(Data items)

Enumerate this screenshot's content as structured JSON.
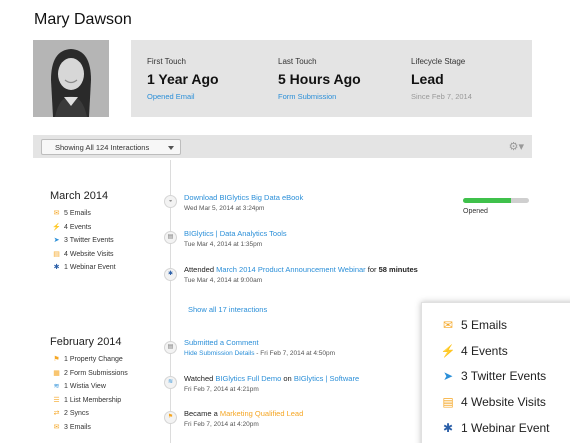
{
  "contact": {
    "name": "Mary Dawson"
  },
  "summary": {
    "first_touch": {
      "label": "First Touch",
      "value": "1 Year Ago",
      "detail": "Opened Email"
    },
    "last_touch": {
      "label": "Last Touch",
      "value": "5 Hours Ago",
      "detail": "Form Submission"
    },
    "lifecycle": {
      "label": "Lifecycle Stage",
      "value": "Lead",
      "detail": "Since Feb 7, 2014"
    }
  },
  "filter": {
    "label": "Showing All 124 Interactions"
  },
  "months": [
    {
      "title": "March 2014",
      "stats": [
        "5 Emails",
        "4 Events",
        "3 Twitter Events",
        "4 Website Visits",
        "1 Webinar Event"
      ]
    },
    {
      "title": "February 2014",
      "stats": [
        "1 Property Change",
        "2 Form Submissions",
        "1 Wistia View",
        "1 List Membership",
        "2 Syncs",
        "3 Emails"
      ]
    }
  ],
  "events": [
    {
      "title_link": "Download BIGlytics Big Data eBook",
      "date": "Wed Mar 5, 2014 at 3:24pm",
      "status": "Opened",
      "open_progress": 0.72
    },
    {
      "title_link": "BIGlytics | Data Analytics Tools",
      "date": "Tue Mar 4, 2014 at 1:35pm"
    },
    {
      "prefix": "Attended",
      "title_link": "March 2014 Product Announcement Webinar",
      "suffix_pre": "for",
      "suffix_bold": "58 minutes",
      "date": "Tue Mar 4, 2014 at 9:00am"
    },
    {
      "title_link": "Submitted a Comment",
      "detail_link": "Hide Submission Details",
      "date": "- Fri Feb 7, 2014 at 4:50pm"
    },
    {
      "prefix": "Watched",
      "title_link": "BIGlytics Full Demo",
      "mid": "on",
      "title_link2": "BIGlytics | Software",
      "date": "Fri Feb 7, 2014 at 4:21pm"
    },
    {
      "prefix": "Became a",
      "title_highlight": "Marketing Qualified Lead",
      "date": "Fri Feb 7, 2014 at 4:20pm"
    }
  ],
  "show_all": "Show all 17 interactions",
  "popover": {
    "items": [
      "5 Emails",
      "4 Events",
      "3 Twitter Events",
      "4 Website Visits",
      "1 Webinar Event"
    ]
  },
  "colors": {
    "link": "#2b8fd8",
    "highlight": "#f5a623",
    "opened": "#3fc14b",
    "panel": "#e4e4e4"
  },
  "icons": {
    "march": [
      "email-icon",
      "lightning-icon",
      "twitter-bird-icon",
      "website-visit-icon",
      "webinar-gear-icon"
    ],
    "february": [
      "flag-icon",
      "form-icon",
      "wistia-play-icon",
      "list-icon",
      "sync-icon",
      "email-icon"
    ]
  }
}
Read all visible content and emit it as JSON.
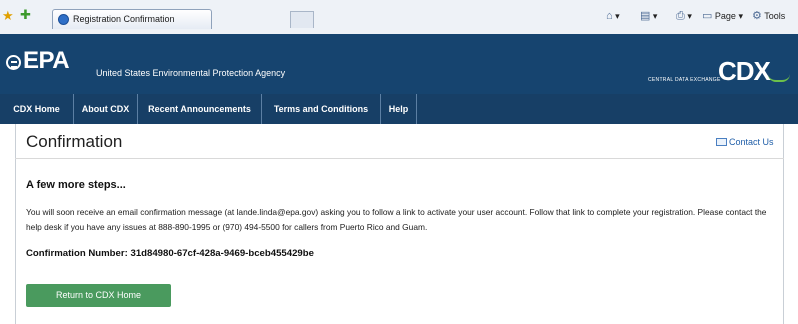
{
  "browser": {
    "tab_title": "Registration Confirmation",
    "toolbar": {
      "home_glyph": "⌂",
      "feeds_glyph": "▤",
      "print_glyph": "⎙",
      "page_label": "Page",
      "tools_label": "Tools",
      "dropdown_glyph": "▾"
    }
  },
  "header": {
    "logo_text": "EPA",
    "agency_name": "United States Environmental Protection Agency",
    "cdx_subtitle": "CENTRAL DATA EXCHANGE",
    "cdx_logo": "CDX"
  },
  "nav": {
    "items": [
      {
        "label": "CDX Home"
      },
      {
        "label": "About CDX"
      },
      {
        "label": "Recent Announcements"
      },
      {
        "label": "Terms and Conditions"
      },
      {
        "label": "Help"
      }
    ]
  },
  "main": {
    "title": "Confirmation",
    "contact_link": "Contact Us",
    "steps_heading": "A few more steps...",
    "message": "You will soon receive an email confirmation message (at lande.linda@epa.gov) asking you to follow a link to activate your user account. Follow that link to complete your registration. Please contact the help desk if you have any issues at 888-890-1995 or (970) 494-5500 for callers from Puerto Rico and Guam.",
    "confirmation_label": "Confirmation Number:",
    "confirmation_number": "31d84980-67cf-428a-9469-bceb455429be",
    "button_label": "Return to CDX Home"
  },
  "colors": {
    "header_bg": "#16446f",
    "nav_bg": "#173f66",
    "button_bg": "#4a9a5e",
    "link": "#1f5ea8"
  }
}
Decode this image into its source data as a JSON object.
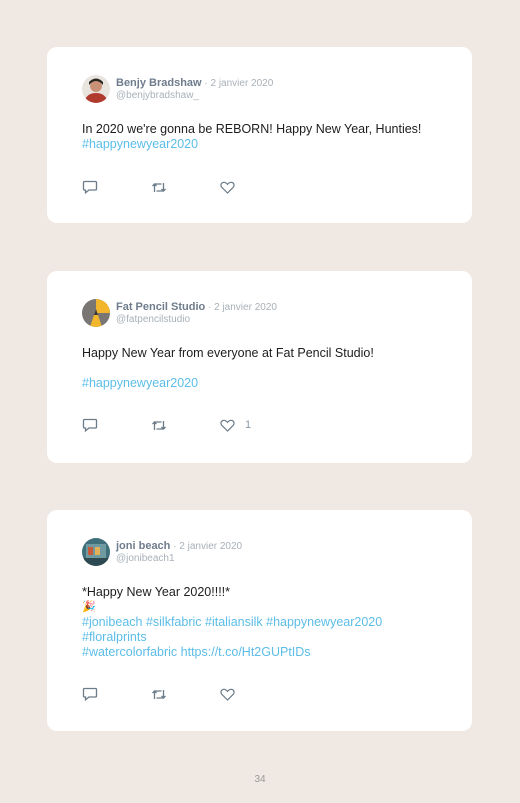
{
  "tweets": [
    {
      "name": "Benjy Bradshaw",
      "separator": " · ",
      "date": "2 janvier 2020",
      "handle": "@benjybradshaw_",
      "text_plain": "In 2020 we're gonna be REBORN! Happy New Year, Hunties! ",
      "text_tag": "#happynewyear2020",
      "likes": ""
    },
    {
      "name": "Fat Pencil Studio",
      "separator": " · ",
      "date": "2 janvier 2020",
      "handle": "@fatpencilstudio",
      "text_plain": "Happy New Year from everyone at Fat Pencil Studio!",
      "text_tag": "#happynewyear2020",
      "likes": "1"
    },
    {
      "name": "joni beach",
      "separator": " · ",
      "date": "2 janvier 2020",
      "handle": "@jonibeach1",
      "text_plain": "*Happy New Year 2020!!!!*",
      "emoji": "🎉",
      "tags_line1": "#jonibeach #silkfabric #italiansilk #happynewyear2020",
      "tags_line2": "#floralprints",
      "tags_line3": "#watercolorfabric https://t.co/Ht2GUPtIDs",
      "likes": ""
    }
  ],
  "page_number": "34",
  "colors": {
    "background": "#f0e8e3",
    "card": "#ffffff",
    "link": "#5bbde8",
    "name": "#6f7c8c",
    "muted": "#a8b0b8"
  },
  "icons": [
    "reply-icon",
    "retweet-icon",
    "like-icon"
  ]
}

● **Work to complete**
Write out the full listing verbatim, excluding its pictures.

● **Result of this task**
Enumerate this screenshot's content as structured JSON.
{
  "contact": {
    "name": "Mary Dawson"
  },
  "summary": {
    "first_touch": {
      "label": "First Touch",
      "value": "1 Year Ago",
      "detail": "Opened Email"
    },
    "last_touch": {
      "label": "Last Touch",
      "value": "5 Hours Ago",
      "detail": "Form Submission"
    },
    "lifecycle": {
      "label": "Lifecycle Stage",
      "value": "Lead",
      "detail": "Since Feb 7, 2014"
    }
  },
  "filter": {
    "label": "Showing All 124 Interactions"
  },
  "months": [
    {
      "title": "March 2014",
      "stats": [
        "5 Emails",
        "4 Events",
        "3 Twitter Events",
        "4 Website Visits",
        "1 Webinar Event"
      ]
    },
    {
      "title": "February 2014",
      "stats": [
        "1 Property Change",
        "2 Form Submissions",
        "1 Wistia View",
        "1 List Membership",
        "2 Syncs",
        "3 Emails"
      ]
    }
  ],
  "events": [
    {
      "title_link": "Download BIGlytics Big Data eBook",
      "date": "Wed Mar 5, 2014 at 3:24pm",
      "status": "Opened",
      "open_progress": 0.72
    },
    {
      "title_link": "BIGlytics | Data Analytics Tools",
      "date": "Tue Mar 4, 2014 at 1:35pm"
    },
    {
      "prefix": "Attended",
      "title_link": "March 2014 Product Announcement Webinar",
      "suffix_pre": "for",
      "suffix_bold": "58 minutes",
      "date": "Tue Mar 4, 2014 at 9:00am"
    },
    {
      "title_link": "Submitted a Comment",
      "detail_link": "Hide Submission Details",
      "date": "- Fri Feb 7, 2014 at 4:50pm"
    },
    {
      "prefix": "Watched",
      "title_link": "BIGlytics Full Demo",
      "mid": "on",
      "title_link2": "BIGlytics | Software",
      "date": "Fri Feb 7, 2014 at 4:21pm"
    },
    {
      "prefix": "Became a",
      "title_highlight": "Marketing Qualified Lead",
      "date": "Fri Feb 7, 2014 at 4:20pm"
    }
  ],
  "show_all": "Show all 17 interactions",
  "popover": {
    "items": [
      "5 Emails",
      "4 Events",
      "3 Twitter Events",
      "4 Website Visits",
      "1 Webinar Event"
    ]
  },
  "colors": {
    "link": "#2b8fd8",
    "highlight": "#f5a623",
    "opened": "#3fc14b",
    "panel": "#e4e4e4"
  },
  "icons": {
    "march": [
      "email-icon",
      "lightning-icon",
      "twitter-bird-icon",
      "website-visit-icon",
      "webinar-gear-icon"
    ],
    "february": [
      "flag-icon",
      "form-icon",
      "wistia-play-icon",
      "list-icon",
      "sync-icon",
      "email-icon"
    ]
  }
}
Read all visible content and emit it as JSON.
{
  "browser": {
    "tab_title": "Registration Confirmation",
    "toolbar": {
      "home_glyph": "⌂",
      "feeds_glyph": "▤",
      "print_glyph": "⎙",
      "page_label": "Page",
      "tools_label": "Tools",
      "dropdown_glyph": "▾"
    }
  },
  "header": {
    "logo_text": "EPA",
    "agency_name": "United States Environmental Protection Agency",
    "cdx_subtitle": "CENTRAL DATA EXCHANGE",
    "cdx_logo": "CDX"
  },
  "nav": {
    "items": [
      {
        "label": "CDX Home"
      },
      {
        "label": "About CDX"
      },
      {
        "label": "Recent Announcements"
      },
      {
        "label": "Terms and Conditions"
      },
      {
        "label": "Help"
      }
    ]
  },
  "main": {
    "title": "Confirmation",
    "contact_link": "Contact Us",
    "steps_heading": "A few more steps...",
    "message": "You will soon receive an email confirmation message (at lande.linda@epa.gov) asking you to follow a link to activate your user account. Follow that link to complete your registration. Please contact the help desk if you have any issues at 888-890-1995 or (970) 494-5500 for callers from Puerto Rico and Guam.",
    "confirmation_label": "Confirmation Number:",
    "confirmation_number": "31d84980-67cf-428a-9469-bceb455429be",
    "button_label": "Return to CDX Home"
  },
  "colors": {
    "header_bg": "#16446f",
    "nav_bg": "#173f66",
    "button_bg": "#4a9a5e",
    "link": "#1f5ea8"
  }
}
Decode this image into its source data as a JSON object.
{
  "tweets": [
    {
      "name": "Benjy Bradshaw",
      "separator": " · ",
      "date": "2 janvier 2020",
      "handle": "@benjybradshaw_",
      "text_plain": "In 2020 we're gonna be REBORN! Happy New Year, Hunties! ",
      "text_tag": "#happynewyear2020",
      "likes": ""
    },
    {
      "name": "Fat Pencil Studio",
      "separator": " · ",
      "date": "2 janvier 2020",
      "handle": "@fatpencilstudio",
      "text_plain": "Happy New Year from everyone at Fat Pencil Studio!",
      "text_tag": "#happynewyear2020",
      "likes": "1"
    },
    {
      "name": "joni beach",
      "separator": " · ",
      "date": "2 janvier 2020",
      "handle": "@jonibeach1",
      "text_plain": "*Happy New Year 2020!!!!*",
      "emoji": "🎉",
      "tags_line1": "#jonibeach #silkfabric #italiansilk #happynewyear2020",
      "tags_line2": "#floralprints",
      "tags_line3": "#watercolorfabric https://t.co/Ht2GUPtIDs",
      "likes": ""
    }
  ],
  "page_number": "34",
  "colors": {
    "background": "#f0e8e3",
    "card": "#ffffff",
    "link": "#5bbde8",
    "name": "#6f7c8c",
    "muted": "#a8b0b8"
  },
  "icons": [
    "reply-icon",
    "retweet-icon",
    "like-icon"
  ]
}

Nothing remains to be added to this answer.